Items listed in a dataset:
<<<<
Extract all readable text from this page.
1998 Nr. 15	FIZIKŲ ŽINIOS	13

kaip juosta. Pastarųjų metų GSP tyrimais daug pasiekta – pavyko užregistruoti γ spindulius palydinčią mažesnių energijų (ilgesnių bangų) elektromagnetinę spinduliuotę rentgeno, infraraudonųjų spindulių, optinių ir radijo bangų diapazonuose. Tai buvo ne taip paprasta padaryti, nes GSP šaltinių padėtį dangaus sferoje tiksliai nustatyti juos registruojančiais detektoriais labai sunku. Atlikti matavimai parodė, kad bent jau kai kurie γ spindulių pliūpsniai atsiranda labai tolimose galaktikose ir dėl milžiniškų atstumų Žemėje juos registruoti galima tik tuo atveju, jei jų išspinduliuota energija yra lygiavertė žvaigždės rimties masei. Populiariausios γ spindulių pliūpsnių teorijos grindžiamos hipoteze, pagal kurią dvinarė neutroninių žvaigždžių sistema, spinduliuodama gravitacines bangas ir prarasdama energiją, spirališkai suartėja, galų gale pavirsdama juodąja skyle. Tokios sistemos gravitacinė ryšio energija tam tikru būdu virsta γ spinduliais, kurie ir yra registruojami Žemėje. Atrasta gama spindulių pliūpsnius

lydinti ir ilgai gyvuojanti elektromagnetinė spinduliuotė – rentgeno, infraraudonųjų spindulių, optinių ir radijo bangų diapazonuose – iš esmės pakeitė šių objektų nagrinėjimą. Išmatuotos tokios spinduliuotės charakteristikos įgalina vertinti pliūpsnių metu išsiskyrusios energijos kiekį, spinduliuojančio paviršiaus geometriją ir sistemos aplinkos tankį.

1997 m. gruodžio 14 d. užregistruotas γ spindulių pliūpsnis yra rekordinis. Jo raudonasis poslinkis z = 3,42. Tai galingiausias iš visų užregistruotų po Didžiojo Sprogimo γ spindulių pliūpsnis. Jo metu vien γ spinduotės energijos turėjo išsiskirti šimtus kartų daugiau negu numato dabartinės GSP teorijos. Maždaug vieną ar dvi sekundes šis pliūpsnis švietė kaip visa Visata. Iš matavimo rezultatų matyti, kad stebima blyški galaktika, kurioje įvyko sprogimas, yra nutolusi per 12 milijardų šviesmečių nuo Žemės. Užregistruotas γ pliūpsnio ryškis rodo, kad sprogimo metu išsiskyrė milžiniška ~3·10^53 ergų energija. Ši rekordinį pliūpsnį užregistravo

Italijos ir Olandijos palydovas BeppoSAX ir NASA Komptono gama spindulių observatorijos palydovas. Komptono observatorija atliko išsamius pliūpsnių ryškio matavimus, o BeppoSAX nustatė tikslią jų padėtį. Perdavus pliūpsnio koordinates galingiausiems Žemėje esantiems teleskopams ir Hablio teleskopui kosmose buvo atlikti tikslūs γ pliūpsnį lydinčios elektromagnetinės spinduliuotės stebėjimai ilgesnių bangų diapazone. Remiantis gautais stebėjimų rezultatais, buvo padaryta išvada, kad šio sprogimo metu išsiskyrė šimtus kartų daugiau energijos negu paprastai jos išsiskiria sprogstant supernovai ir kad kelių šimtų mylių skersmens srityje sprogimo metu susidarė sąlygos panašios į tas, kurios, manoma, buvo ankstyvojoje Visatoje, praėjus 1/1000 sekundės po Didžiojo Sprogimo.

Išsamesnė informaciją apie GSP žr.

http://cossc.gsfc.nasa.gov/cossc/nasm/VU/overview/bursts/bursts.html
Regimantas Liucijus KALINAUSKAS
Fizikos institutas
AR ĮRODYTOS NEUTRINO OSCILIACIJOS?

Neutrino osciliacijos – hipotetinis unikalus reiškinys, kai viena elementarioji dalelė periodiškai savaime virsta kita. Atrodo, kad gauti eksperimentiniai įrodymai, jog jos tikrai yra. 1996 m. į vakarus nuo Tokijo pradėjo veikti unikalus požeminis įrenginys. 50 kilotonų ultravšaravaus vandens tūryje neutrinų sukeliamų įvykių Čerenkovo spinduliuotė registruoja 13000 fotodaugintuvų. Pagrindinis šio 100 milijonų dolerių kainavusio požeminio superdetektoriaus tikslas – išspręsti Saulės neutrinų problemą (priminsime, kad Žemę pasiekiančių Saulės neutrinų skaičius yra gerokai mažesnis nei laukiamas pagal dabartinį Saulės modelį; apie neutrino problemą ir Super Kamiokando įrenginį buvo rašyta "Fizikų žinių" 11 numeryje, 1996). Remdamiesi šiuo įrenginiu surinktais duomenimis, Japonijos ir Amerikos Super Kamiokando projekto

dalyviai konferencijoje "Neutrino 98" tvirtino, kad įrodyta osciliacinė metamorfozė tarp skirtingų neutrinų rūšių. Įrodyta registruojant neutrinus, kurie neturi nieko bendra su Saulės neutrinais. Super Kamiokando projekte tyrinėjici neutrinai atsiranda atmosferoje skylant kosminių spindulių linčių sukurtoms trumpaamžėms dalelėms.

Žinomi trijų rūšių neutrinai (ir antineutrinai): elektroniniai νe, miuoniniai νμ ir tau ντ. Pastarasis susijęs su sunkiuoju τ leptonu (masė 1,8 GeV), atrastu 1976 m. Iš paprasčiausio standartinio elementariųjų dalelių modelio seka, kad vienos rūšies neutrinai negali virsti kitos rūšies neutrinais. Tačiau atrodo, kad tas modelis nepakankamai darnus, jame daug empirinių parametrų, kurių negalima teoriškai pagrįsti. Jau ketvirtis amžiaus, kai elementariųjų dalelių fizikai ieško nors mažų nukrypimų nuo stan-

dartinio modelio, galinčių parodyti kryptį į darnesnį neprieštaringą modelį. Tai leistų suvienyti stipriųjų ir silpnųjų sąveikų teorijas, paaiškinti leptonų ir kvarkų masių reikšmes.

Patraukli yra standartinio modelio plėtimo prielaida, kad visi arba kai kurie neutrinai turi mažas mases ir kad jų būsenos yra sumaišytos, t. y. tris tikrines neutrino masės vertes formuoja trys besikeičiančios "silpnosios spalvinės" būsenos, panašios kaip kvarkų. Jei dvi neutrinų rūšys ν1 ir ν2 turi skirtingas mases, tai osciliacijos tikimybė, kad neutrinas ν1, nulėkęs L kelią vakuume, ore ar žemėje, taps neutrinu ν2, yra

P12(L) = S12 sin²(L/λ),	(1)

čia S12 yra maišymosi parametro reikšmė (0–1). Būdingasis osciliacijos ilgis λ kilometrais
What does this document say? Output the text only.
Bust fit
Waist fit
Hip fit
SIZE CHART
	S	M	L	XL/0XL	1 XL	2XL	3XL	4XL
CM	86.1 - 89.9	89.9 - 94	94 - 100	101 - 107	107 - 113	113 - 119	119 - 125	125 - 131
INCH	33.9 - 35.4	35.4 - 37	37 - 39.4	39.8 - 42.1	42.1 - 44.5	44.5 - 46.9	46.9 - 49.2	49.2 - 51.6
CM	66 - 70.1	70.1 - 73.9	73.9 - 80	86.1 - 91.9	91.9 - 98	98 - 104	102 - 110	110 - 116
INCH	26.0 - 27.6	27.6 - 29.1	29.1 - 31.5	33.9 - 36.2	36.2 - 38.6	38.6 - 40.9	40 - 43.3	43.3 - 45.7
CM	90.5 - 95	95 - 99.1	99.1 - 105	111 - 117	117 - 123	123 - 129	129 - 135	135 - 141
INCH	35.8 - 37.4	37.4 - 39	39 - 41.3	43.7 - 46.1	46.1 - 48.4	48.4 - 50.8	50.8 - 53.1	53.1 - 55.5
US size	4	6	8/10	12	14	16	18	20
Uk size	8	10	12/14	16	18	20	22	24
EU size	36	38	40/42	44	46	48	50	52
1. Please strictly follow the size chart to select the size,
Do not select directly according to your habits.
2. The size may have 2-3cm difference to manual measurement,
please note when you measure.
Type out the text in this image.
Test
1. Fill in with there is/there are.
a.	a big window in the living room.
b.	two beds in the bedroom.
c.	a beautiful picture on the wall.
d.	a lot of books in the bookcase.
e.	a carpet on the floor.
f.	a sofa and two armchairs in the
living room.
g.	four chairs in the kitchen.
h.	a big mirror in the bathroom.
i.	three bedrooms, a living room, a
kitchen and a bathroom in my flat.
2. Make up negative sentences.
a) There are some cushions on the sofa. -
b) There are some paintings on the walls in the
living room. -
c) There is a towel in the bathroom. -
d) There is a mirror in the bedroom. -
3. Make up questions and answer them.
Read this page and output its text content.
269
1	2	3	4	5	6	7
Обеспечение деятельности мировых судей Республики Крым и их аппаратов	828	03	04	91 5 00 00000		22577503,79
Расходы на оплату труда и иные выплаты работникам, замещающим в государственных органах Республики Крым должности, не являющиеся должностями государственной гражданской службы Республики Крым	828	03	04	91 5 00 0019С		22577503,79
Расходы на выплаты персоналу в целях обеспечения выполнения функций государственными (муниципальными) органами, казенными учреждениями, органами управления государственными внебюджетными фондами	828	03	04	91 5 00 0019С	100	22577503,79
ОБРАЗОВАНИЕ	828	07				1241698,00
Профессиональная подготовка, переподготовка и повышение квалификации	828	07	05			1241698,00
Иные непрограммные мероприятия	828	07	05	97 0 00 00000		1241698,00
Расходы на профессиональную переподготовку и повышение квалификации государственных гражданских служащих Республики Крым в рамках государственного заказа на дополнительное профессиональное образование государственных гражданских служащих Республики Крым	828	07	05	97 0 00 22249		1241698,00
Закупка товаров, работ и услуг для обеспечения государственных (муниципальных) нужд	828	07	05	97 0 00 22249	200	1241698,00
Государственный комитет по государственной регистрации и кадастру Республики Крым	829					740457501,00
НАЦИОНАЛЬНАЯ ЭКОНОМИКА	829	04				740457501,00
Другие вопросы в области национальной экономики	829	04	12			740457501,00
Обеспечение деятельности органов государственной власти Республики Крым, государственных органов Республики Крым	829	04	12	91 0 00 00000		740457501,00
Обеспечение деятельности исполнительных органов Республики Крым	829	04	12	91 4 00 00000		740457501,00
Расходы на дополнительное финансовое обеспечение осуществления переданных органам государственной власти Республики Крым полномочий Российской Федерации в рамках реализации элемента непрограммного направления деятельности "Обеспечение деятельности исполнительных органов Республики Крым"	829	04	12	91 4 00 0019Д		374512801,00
>>>>
--- WRITTEN INSTRUCTION ---
Take every line from the records above that has the word "some" and copy it.

--- EXERCISE SOLUTION ---
a) There are some cushions on the sofa. -
b) There are some paintings on the walls in the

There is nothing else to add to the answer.